- **Reading text**
□ □ □ □
Friday, January 19, 2007

Soup is Good Food

Maureen says:
While Tom's been focused on equipment and logistics (the demo started on Wednesday), I've been nursing a cold and directing what little energy I do have into two major projects at work. The lovely thing about having both a laptop and a wireless Internet connection at home is that one can, if so inclined, work from the comfort of a warm bed. I haven't as of yet, but I might: each time I think this cold has peaked, it worsens a bit. What started as a head cold has, this morning, moved into my chest.

Tom's feeling heaps better, though, and seems to have made it his mission to keep me in pots of soup. Earlier in the week it was a spicy Pho with chicken and ground pork, that, like most soups, was even better the second day. Last night, minutes after walking through the door, he started in on what he calls his Safety Soup. Safety Soup, so named in the early days of his career when du jour on the menu meant cooking a pot every two days, is easy to make, simple in essence and positively nourishing. If you do any cooking at all, you probably have your own version of Safety Soup. Tom's is tomato-based, contains the usual aromatics (carrots, celery, onion, etc.), chunks of chicken and tiny slabs of bacon (of course), seasoned with salt and pepper. If I asked him for the recipe, he'd say there was none and advise you to make it up as you go along which, for someone like me, is about as helpful an answer as 'cook it until it's done'.

All this is to say that I haven't visited the restaurant since Monday evening. I haven't seen the space emptied of table and chairs, haven't seen where the bar used to be (knocked down, gone, bye-bye), haven't seen the how the color we chose to paint the tin ceiling honors the decorative relief, haven't seen the primer on the walls, haven't seen anything that isn't an 'art shot' (further investigation led us to the conclusion that the blurry-photo issue lies with Tom's unsteady hand, not the camera).

But I have been moving along with writing content for the formal Web site, creative discussions with our Web designer, working with the agency on print production, talking with promotional item vendors about match boxes and coasters, and voicing pointed opinions on server/bartender uniforms, of which I have many.
□ □ □ □
Extracted records:
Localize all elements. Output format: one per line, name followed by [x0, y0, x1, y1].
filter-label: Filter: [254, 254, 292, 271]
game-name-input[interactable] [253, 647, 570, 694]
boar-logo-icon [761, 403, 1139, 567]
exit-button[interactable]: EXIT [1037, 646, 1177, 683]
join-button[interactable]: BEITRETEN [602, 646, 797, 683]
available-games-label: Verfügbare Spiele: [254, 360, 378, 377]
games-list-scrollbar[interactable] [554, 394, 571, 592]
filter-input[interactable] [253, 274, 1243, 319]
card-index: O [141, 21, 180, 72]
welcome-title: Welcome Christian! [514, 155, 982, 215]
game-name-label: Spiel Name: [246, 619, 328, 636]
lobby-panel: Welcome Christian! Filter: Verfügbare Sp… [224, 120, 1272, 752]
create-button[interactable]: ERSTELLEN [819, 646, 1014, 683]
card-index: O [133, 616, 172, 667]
□ □ □ □
- **Work to complete**
[1] Decide whether each statement agrees with the soup blog post, answering yes or no and quoting the deciding words of the post: (a) Tom's Safety Soup is tomato-based. (b) Maureen has visited the restaurant since Monday evening. (c) The blurry photos were caused by the camera.
[2] According to the soup blog post, what soup did Tom make earlier in the week?

- **List of answers**
[1]
(a) Yes: "Tom's is tomato-based"
(b) No: "I haven't visited the restaurant since Monday evening."
(c) No: "the blurry-photo issue lies with Tom's unsteady hand, not the camera"

[2] A spicy Pho with chicken and ground pork.